2020-10-17, 15:22   #8
chris2be8

Sep 2009

34·52 Posts

Quote:
 Originally Posted by M344587487 Can't see how removing the NVMe can be a massive negative,
Try running the live CD with the NVMe plugged in but not being used, and compare power draw with when it's not plugged in. That should isolate its power draw. You probably want to compare both cases when the system's idle and when it's under load (see if the difference between idle and busy varies if the NVMe is there).

Chris

2020-10-17, 16:12   #9
henryzz
Just call me Henry

"David"
Sep 2007
Cambridge (GMT/BST)

5×1,171 Posts

Quote:
 Originally Posted by M344587487 Thanks I hadn't come across that one. It's C# so I probably can't get it to run on Linux, always had trouble getting supposedly cross-platform .NET stuff running. Doesn't look like it matters either way as I'm running headless via ssh and it's a GUI program. This is probably one of the better GUI tools for Windows users, I'm just in the exact wrong niche.
I believe .net core is much better at running on linux

2020-10-20, 16:45   #10
M344587487

"Composite as Heck"

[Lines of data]
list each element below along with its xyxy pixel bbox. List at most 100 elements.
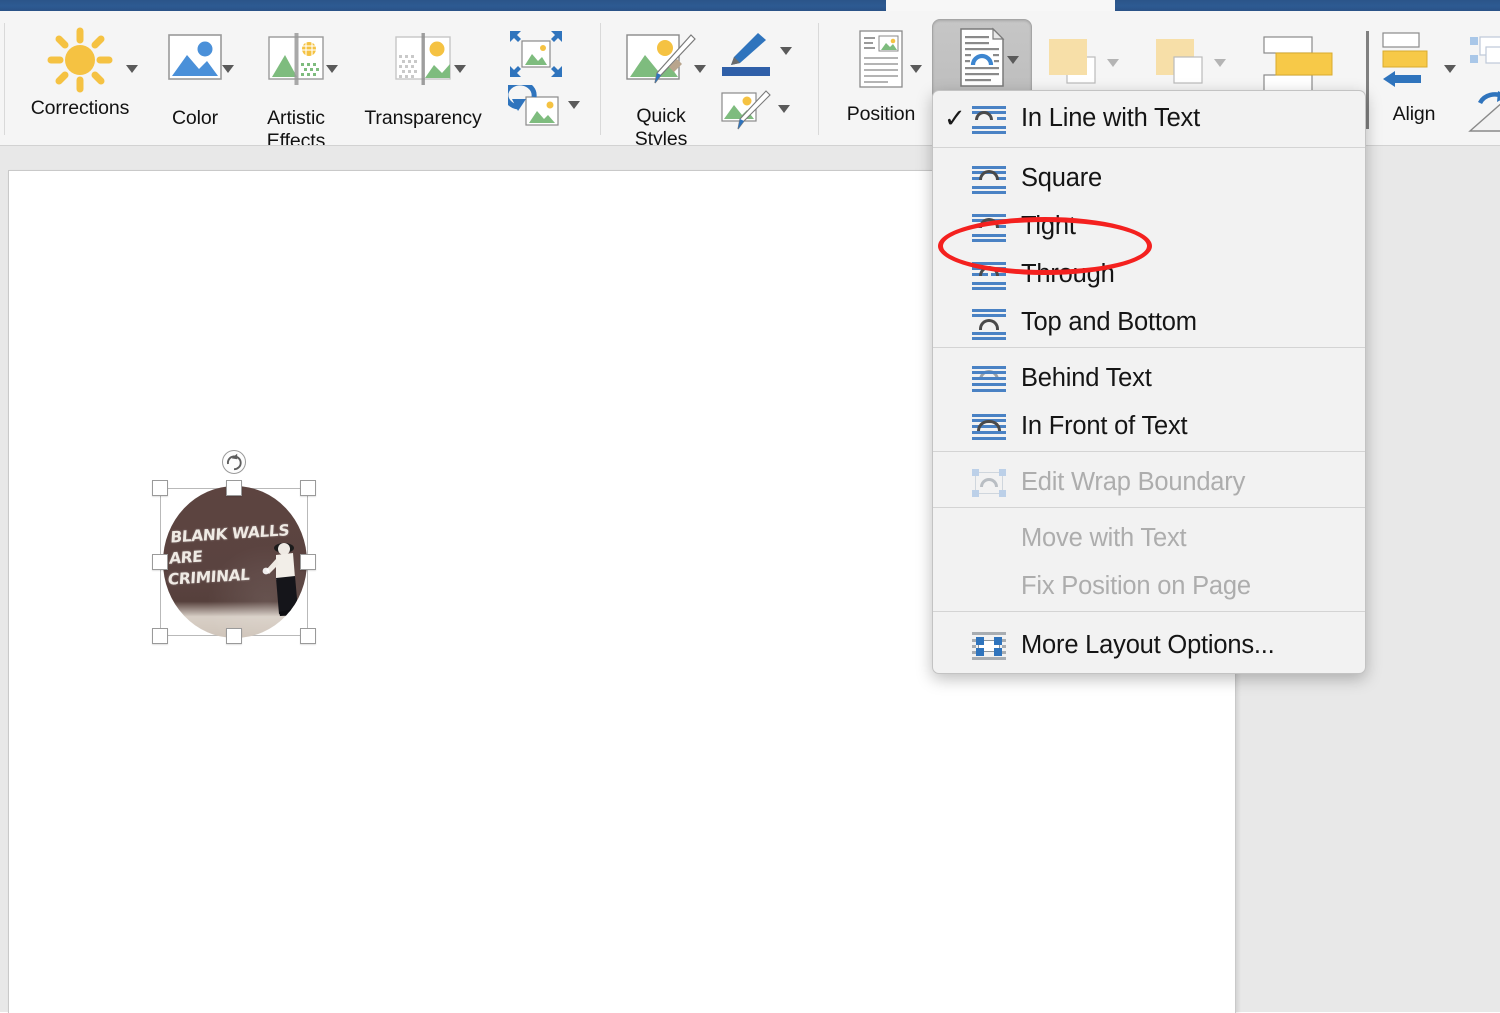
color-button[interactable]: Color — [152, 23, 238, 130]
position-button[interactable]: Position — [838, 23, 924, 126]
picture-border-button[interactable] — [718, 29, 792, 77]
menu-label-in-front-of-text: In Front of Text — [1021, 412, 1188, 441]
menu-label-through: Through — [1021, 260, 1115, 289]
menu-label-behind-text: Behind Text — [1021, 364, 1152, 393]
chevron-down-icon[interactable] — [1444, 65, 1456, 73]
menu-icon-placeholder — [972, 572, 1006, 602]
menu-label-tight: Tight — [1021, 212, 1076, 241]
menu-label-top-and-bottom: Top and Bottom — [1021, 308, 1197, 337]
compress-pictures-button[interactable] — [508, 29, 564, 79]
compress-pictures-icon — [508, 29, 564, 79]
resize-handle-top-left[interactable] — [152, 480, 168, 496]
chevron-down-icon[interactable] — [694, 65, 706, 73]
chevron-down-icon[interactable] — [126, 65, 138, 73]
wrap-tight-icon — [972, 212, 1006, 242]
resize-handle-middle-right[interactable] — [300, 554, 316, 570]
selection-pane-icon — [1468, 33, 1500, 77]
menu-item-more-layout-options[interactable]: More Layout Options... — [933, 619, 1365, 673]
wrap-text-menu[interactable]: ✓ In Line with Text Square Tight Through… — [932, 90, 1366, 674]
menu-item-top-and-bottom[interactable]: Top and Bottom — [933, 299, 1365, 347]
menu-item-behind-text[interactable]: Behind Text — [933, 355, 1365, 403]
send-backward-button[interactable] — [1152, 35, 1226, 95]
bring-forward-icon — [1045, 35, 1115, 95]
sun-icon — [40, 23, 120, 97]
corrections-label: Corrections — [30, 97, 130, 119]
resize-handle-middle-left[interactable] — [152, 554, 168, 570]
menu-label-move-with-text: Move with Text — [1021, 524, 1187, 553]
menu-item-tight[interactable]: Tight — [933, 203, 1365, 251]
chevron-down-icon[interactable] — [222, 65, 234, 73]
quick-styles-label: Quick Styles — [634, 105, 688, 146]
align-left-icon — [1381, 23, 1447, 103]
reset-picture-icon — [503, 80, 564, 129]
menu-label-edit-wrap-boundary: Edit Wrap Boundary — [1021, 468, 1246, 497]
checkmark-icon: ✓ — [944, 104, 966, 134]
rotate-objects-button[interactable] — [1466, 91, 1500, 135]
chevron-down-icon[interactable] — [568, 101, 580, 109]
menu-label-in-line-with-text: In Line with Text — [1021, 104, 1200, 133]
quick-styles-button[interactable]: Quick Styles — [612, 23, 710, 146]
resize-handle-bottom-right[interactable] — [300, 628, 316, 644]
resize-handle-bottom-left[interactable] — [152, 628, 168, 644]
wrap-top-bottom-icon — [972, 308, 1006, 340]
transparency-button[interactable]: Transparency — [352, 23, 494, 130]
picture-effects-button[interactable] — [718, 89, 790, 133]
selection-pane-button[interactable] — [1468, 33, 1500, 77]
menu-item-in-front-of-text[interactable]: In Front of Text — [933, 403, 1365, 451]
resize-handle-bottom-center[interactable] — [226, 628, 242, 644]
menu-item-edit-wrap-boundary: Edit Wrap Boundary — [933, 459, 1365, 507]
menu-gap — [933, 348, 1365, 355]
chevron-down-icon[interactable] — [454, 65, 466, 73]
tab-bar-left-segment — [0, 0, 886, 11]
color-label: Color — [171, 107, 219, 129]
menu-icon-placeholder — [972, 524, 1006, 554]
picture-border-icon — [718, 29, 776, 77]
position-label: Position — [846, 103, 916, 125]
chevron-down-icon[interactable] — [1107, 59, 1119, 67]
wrap-square-icon — [972, 164, 1006, 194]
chevron-down-icon[interactable] — [910, 65, 922, 73]
menu-item-fix-position-on-page: Fix Position on Page — [933, 563, 1365, 611]
wrap-through-icon — [972, 260, 1006, 290]
align-group-separator — [1366, 31, 1369, 129]
transparency-icon — [394, 23, 452, 107]
menu-item-move-with-text: Move with Text — [933, 515, 1365, 563]
align-button[interactable]: Align — [1374, 23, 1456, 126]
selected-picture[interactable]: BLANK WALLS ARE CRIMINAL — [152, 450, 316, 644]
send-backward-icon — [1152, 35, 1222, 95]
artistic-effects-icon — [267, 23, 325, 107]
group-objects-button[interactable] — [1258, 35, 1338, 95]
transparency-label: Transparency — [364, 107, 482, 129]
chevron-down-icon[interactable] — [1214, 59, 1226, 67]
active-tab-gap[interactable] — [886, 0, 1115, 11]
menu-item-square[interactable]: Square — [933, 155, 1365, 203]
group-objects-icon — [1258, 35, 1338, 95]
resize-handle-top-right[interactable] — [300, 480, 316, 496]
ribbon-tab-strip — [0, 0, 1500, 11]
ribbon-separator — [600, 23, 601, 135]
chevron-down-icon[interactable] — [1007, 56, 1019, 64]
artistic-effects-button[interactable]: Artistic Effects — [248, 23, 344, 145]
rotate-objects-icon — [1466, 91, 1500, 135]
menu-item-through[interactable]: Through — [933, 251, 1365, 299]
menu-gap — [933, 148, 1365, 155]
chevron-down-icon[interactable] — [780, 47, 792, 55]
ribbon-separator — [4, 23, 5, 135]
rotation-handle[interactable] — [222, 450, 246, 474]
chevron-down-icon[interactable] — [778, 105, 790, 113]
picture-image[interactable]: BLANK WALLS ARE CRIMINAL — [163, 486, 307, 638]
corrections-button[interactable]: Corrections — [14, 23, 146, 120]
reset-picture-button[interactable] — [503, 80, 580, 129]
menu-label-fix-position-on-page: Fix Position on Page — [1021, 572, 1251, 601]
position-icon — [858, 23, 904, 103]
menu-label-more-layout-options: More Layout Options... — [1021, 631, 1275, 660]
bring-forward-button[interactable] — [1045, 35, 1119, 95]
menu-item-in-line-with-text[interactable]: ✓ In Line with Text — [933, 91, 1365, 147]
resize-handle-top-center[interactable] — [226, 480, 242, 496]
wrap-text-icon — [955, 20, 1009, 96]
chevron-down-icon[interactable] — [326, 65, 338, 73]
menu-label-square: Square — [1021, 164, 1103, 193]
menu-gap — [933, 452, 1365, 459]
menu-gap — [933, 508, 1365, 515]
picture-color-icon — [167, 23, 223, 107]
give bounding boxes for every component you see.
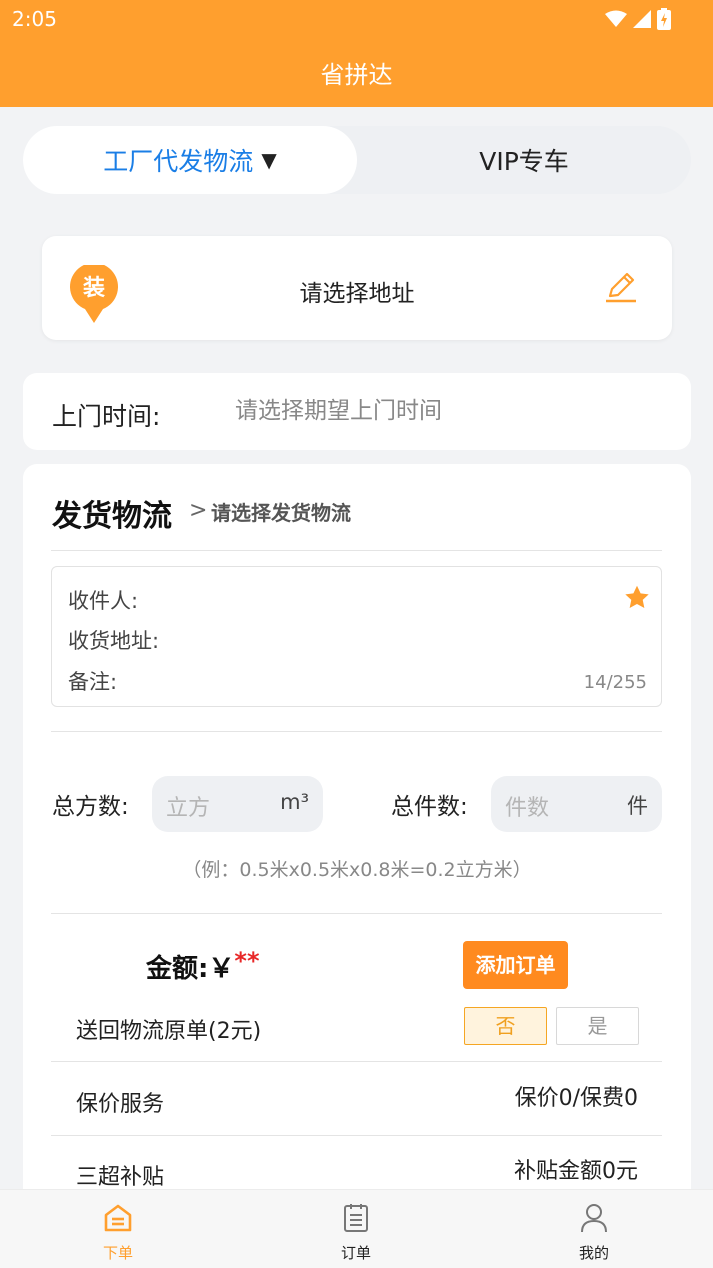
pickup-time-label: 上门时间: (52, 402, 161, 431)
address-placeholder: 请选择地址 (299, 281, 415, 307)
shipping-card: 发货物流 > 请选择发货物流 收件人: 收货地址: 备注: 14/255 总方数… (23, 464, 691, 1224)
option-yes[interactable]: 是 (556, 1007, 639, 1045)
amount-text: 金额:￥ (146, 954, 235, 984)
divider (51, 731, 662, 732)
volume-example: （例：0.5米x0.5米x0.8米=0.2立方米） (182, 859, 532, 881)
divider (51, 913, 662, 914)
amount-hidden-value: ** (234, 947, 260, 975)
chevron-right-icon[interactable]: > (189, 498, 207, 523)
divider (51, 1135, 662, 1136)
tab-factory-logistics[interactable]: 工厂代发物流 ▼ (23, 126, 357, 194)
tab-vip-car-label: VIP专车 (479, 147, 569, 176)
divider (51, 1061, 662, 1062)
status-icons (605, 8, 671, 30)
amount-label: 金额:￥** (146, 947, 260, 985)
pickup-time-placeholder[interactable]: 请选择期望上门时间 (235, 391, 442, 425)
status-time: 2:05 (12, 7, 57, 31)
tab-factory-logistics-label: 工厂代发物流 (103, 147, 254, 176)
insurance-label: 保价服务 (76, 1092, 165, 1117)
receiver-box[interactable]: 收件人: 收货地址: 备注: 14/255 (51, 566, 662, 707)
signal-icon (633, 10, 651, 28)
edit-icon[interactable] (604, 270, 638, 304)
insurance-value[interactable]: 保价0/保费0 (515, 1080, 638, 1112)
divider (51, 550, 662, 551)
remark-char-count: 14/255 (583, 672, 647, 693)
battery-icon (657, 8, 671, 30)
tab-mine-label: 我的 (578, 1244, 609, 1262)
select-logistics-link[interactable]: 请选择发货物流 (211, 497, 351, 526)
return-receipt-label: 送回物流原单(2元) (76, 1019, 262, 1044)
tab-place-order-label: 下单 (102, 1244, 133, 1262)
page-title: 省拼达 (320, 61, 393, 89)
remark-label: 备注: (68, 670, 118, 694)
user-icon (581, 1204, 607, 1233)
receiver-address-label: 收货地址: (68, 629, 160, 653)
wifi-icon (605, 10, 627, 27)
pickup-time-card[interactable]: 上门时间: 请选择期望上门时间 (23, 373, 691, 450)
tab-place-order[interactable]: 下单 (78, 1202, 158, 1263)
home-icon (104, 1204, 132, 1232)
order-list-icon (344, 1204, 368, 1232)
option-no[interactable]: 否 (464, 1007, 547, 1045)
tab-orders-label: 订单 (340, 1244, 371, 1262)
tab-mine[interactable]: 我的 (554, 1202, 634, 1263)
add-order-button[interactable]: 添加订单 (463, 941, 568, 989)
pieces-label: 总件数: (391, 794, 468, 820)
subsidy-value: 补贴金额0元 (514, 1159, 638, 1184)
shipping-title: 发货物流 (52, 499, 172, 534)
tab-orders[interactable]: 订单 (316, 1202, 396, 1263)
address-card[interactable]: 装 请选择地址 (42, 236, 672, 340)
pieces-unit: 件 (627, 794, 648, 818)
mode-segment: 工厂代发物流 ▼ VIP专车 (23, 126, 691, 194)
pieces-input[interactable]: 件数 件 (491, 776, 662, 832)
pieces-placeholder: 件数 (505, 796, 550, 821)
star-icon[interactable] (623, 584, 651, 612)
volume-placeholder: 立方 (166, 796, 211, 821)
app-header: 2:05 省拼达 (0, 0, 713, 107)
bottom-tabbar: 下单 订单 我的 (0, 1189, 713, 1268)
volume-label: 总方数: (52, 794, 129, 820)
volume-unit: m³ (280, 790, 309, 814)
caret-down-icon: ▼ (261, 148, 277, 172)
subsidy-label: 三超补贴 (76, 1165, 165, 1190)
receiver-label: 收件人: (68, 589, 139, 613)
volume-input[interactable]: 立方 m³ (152, 776, 323, 832)
tab-vip-car[interactable]: VIP专车 (357, 126, 691, 194)
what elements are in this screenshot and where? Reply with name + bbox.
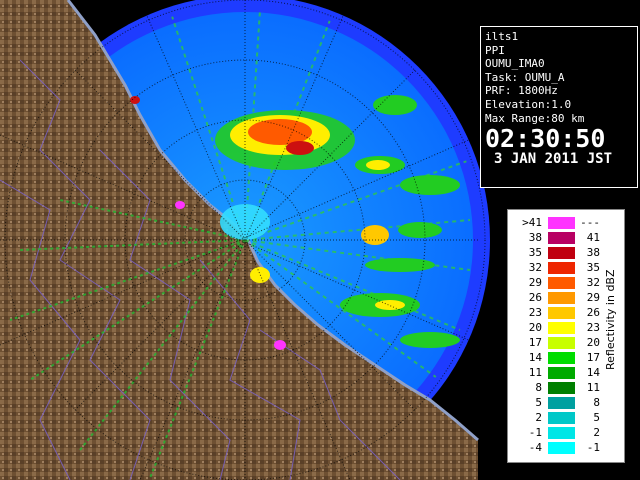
- legend-swatch: [548, 292, 575, 304]
- legend-label-high: 5: [593, 411, 600, 424]
- legend-label-low: -4: [528, 441, 542, 454]
- legend-label-low: 35: [528, 246, 542, 259]
- legend-unit-label: Reflectivity in dBZ: [604, 269, 617, 370]
- legend-label-low: 29: [528, 276, 542, 289]
- legend-label-low: 32: [528, 261, 542, 274]
- legend-label-high: 8: [593, 396, 600, 409]
- legend-label-low: >41: [522, 216, 542, 229]
- legend-swatch: [548, 307, 575, 319]
- legend-swatch: [548, 367, 575, 379]
- legend-swatch: [548, 322, 575, 334]
- legend-label-high: 26: [586, 306, 600, 319]
- legend-label-low: 8: [535, 381, 542, 394]
- legend-swatch: [548, 337, 575, 349]
- legend-label-high: 41: [586, 231, 600, 244]
- legend-label-low: 14: [528, 351, 542, 364]
- legend-label-low: 26: [528, 291, 542, 304]
- legend-label-high: 17: [586, 351, 600, 364]
- legend-swatch: [548, 412, 575, 424]
- legend-label-high: 14: [586, 366, 600, 379]
- legend-label-high: 20: [586, 336, 600, 349]
- legend-swatch: [548, 262, 575, 274]
- scan-time: 02:30:50: [485, 124, 606, 154]
- legend-label-low: 2: [535, 411, 542, 424]
- legend-label-high: ---: [580, 216, 600, 229]
- radar-info-panel: ilts1 PPI OUMU_IMA0 Task: OUMU_A PRF: 18…: [480, 26, 638, 188]
- legend-label-low: 20: [528, 321, 542, 334]
- legend-swatch: [548, 232, 575, 244]
- legend-label-high: 35: [586, 261, 600, 274]
- scan-mode: PPI: [485, 43, 505, 57]
- legend-label-high: 11: [586, 381, 600, 394]
- site-name: OUMU_IMA0: [485, 57, 545, 71]
- legend-swatch: [548, 277, 575, 289]
- legend-label-low: 17: [528, 336, 542, 349]
- legend-label-low: -1: [528, 426, 542, 439]
- legend-swatch: [548, 442, 575, 454]
- radar-name: ilts1: [485, 30, 519, 43]
- prf-value: PRF: 1800Hz: [485, 84, 558, 98]
- task-name: Task: OUMU_A: [485, 70, 565, 84]
- legend-swatch: [548, 427, 575, 439]
- elevation-value: Elevation:1.0: [485, 97, 572, 111]
- legend-label-high: 29: [586, 291, 600, 304]
- legend-label-high: 38: [586, 246, 600, 259]
- legend-label-high: -1: [586, 441, 600, 454]
- legend-label-low: 5: [535, 396, 542, 409]
- legend-swatch: [548, 247, 575, 259]
- legend-label-low: 11: [528, 366, 542, 379]
- scan-date: 3 JAN 2011 JST: [494, 151, 613, 168]
- legend-label-high: 32: [586, 276, 600, 289]
- legend-label-high: 2: [593, 426, 600, 439]
- max-range-value: Max Range:80 km: [485, 111, 585, 125]
- legend-swatch: [548, 217, 575, 229]
- legend-swatch: [548, 382, 575, 394]
- reflectivity-legend: >41 --- 38 41 35 38 32 35 29 32 26 29 23 26 20 23 17 20 14…: [507, 209, 625, 463]
- legend-label-low: 23: [528, 306, 542, 319]
- legend-swatch: [548, 397, 575, 409]
- legend-label-low: 38: [528, 231, 542, 244]
- legend-label-high: 23: [586, 321, 600, 334]
- legend-swatch: [548, 352, 575, 364]
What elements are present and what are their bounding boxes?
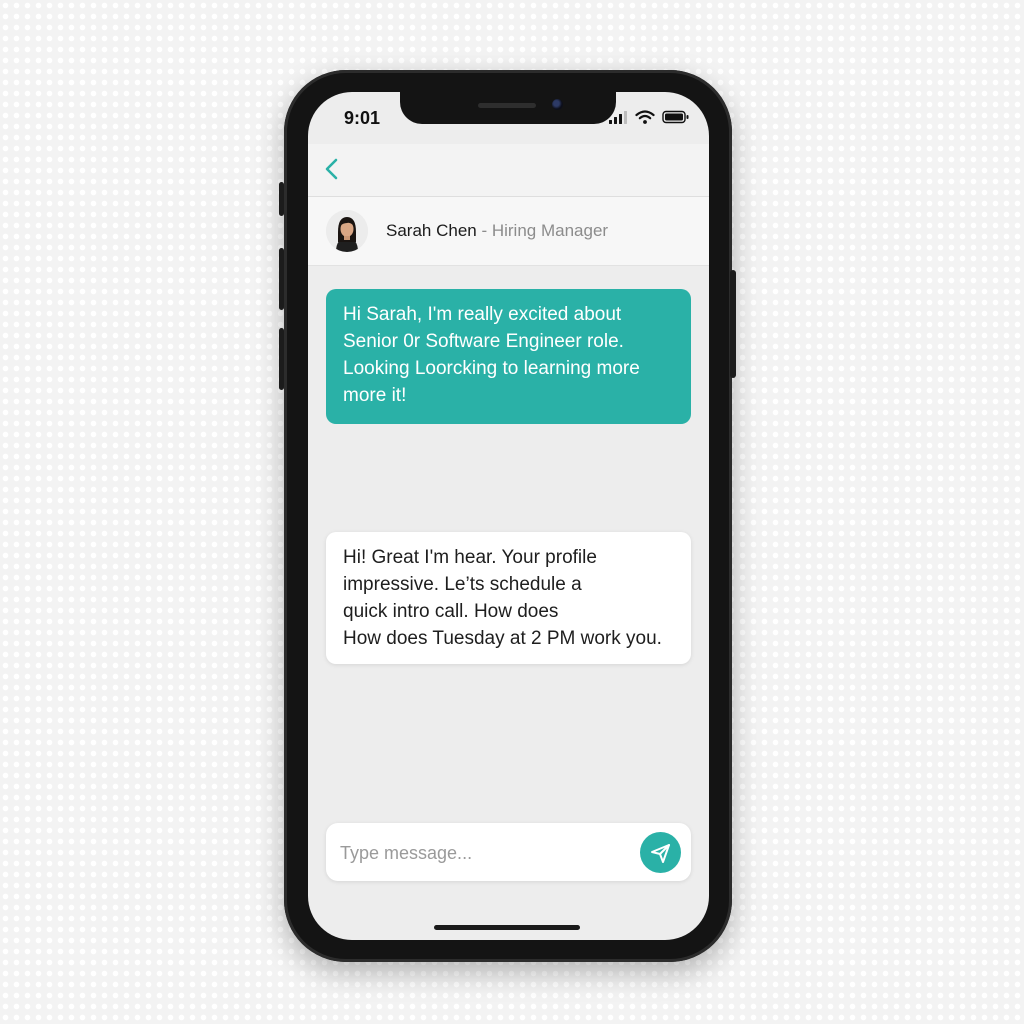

▶ What you need to do
1. Output the passage of the forum thread from "2020-10-17, 16:12   #9" to "exact wrong niche.".
2. Go on with the forum thread about NVMe power draw and .NET on Linux from the point where it ends.

▶ Set of answers
1.
2020-10-17, 16:12   #9
henryzz
Just call me Henry

"David"
Sep 2007
Cambridge (GMT/BST)

5×1,171 Posts

Quote:
 Originally Posted by M344587487 Thanks I hadn't come across that one. It's C# so I probably can't get it to run on Linux, always had trouble getting supposedly cross-platform .NET stuff running. Doesn't look like it matters either way as I'm running headless via ssh and it's a GUI program. This is probably one of the better GUI tools for Windows users, I'm just in the exact wrong niche.

2.
Oct 2017

31516 Posts

Quote:
 Originally Posted by aheeffer I wrote these down from a Radeon VII forum but forgot to save the link: fp32 13481 fp64 3417
Thanks, 1:4 ratio it is.
Quote:
 Originally Posted by chris2be8 Try running the live CD with the NVMe plugged in but not being used, and compare power draw with when it's not plugged in. That should isolate its power draw. You probably want to compare both cases when the system's idle and when it's under load (see if the difference between idle and busy varies if the NVMe is there). Chris
I'll revisit NVMe when Ubuntu 20.10 is out in a few days and try what you suggest. Trying to get the iGPU running nicely ATM which is trickier than it sounds.
Quote:
 Originally Posted by henryzz I believe .net core is much better at running on linux
It probably is, I'm just stubbornly against the entire ecosystem as I've been burned too many times. If I had a penny for every community tool I've encountered that doesn't have source (or does but it's not written for core) and only has a windows .NET binary that absolutely fails in wine even if you use MS's libraries that you need to accept their EULA for, well I'd have a handful of pennies but it's very annoying. EXE tools written in C/C++ tend to work flawlessly under wine unless they interact closely with the hardware. I'd prefer a community tool be written in java than .NET which is saying something.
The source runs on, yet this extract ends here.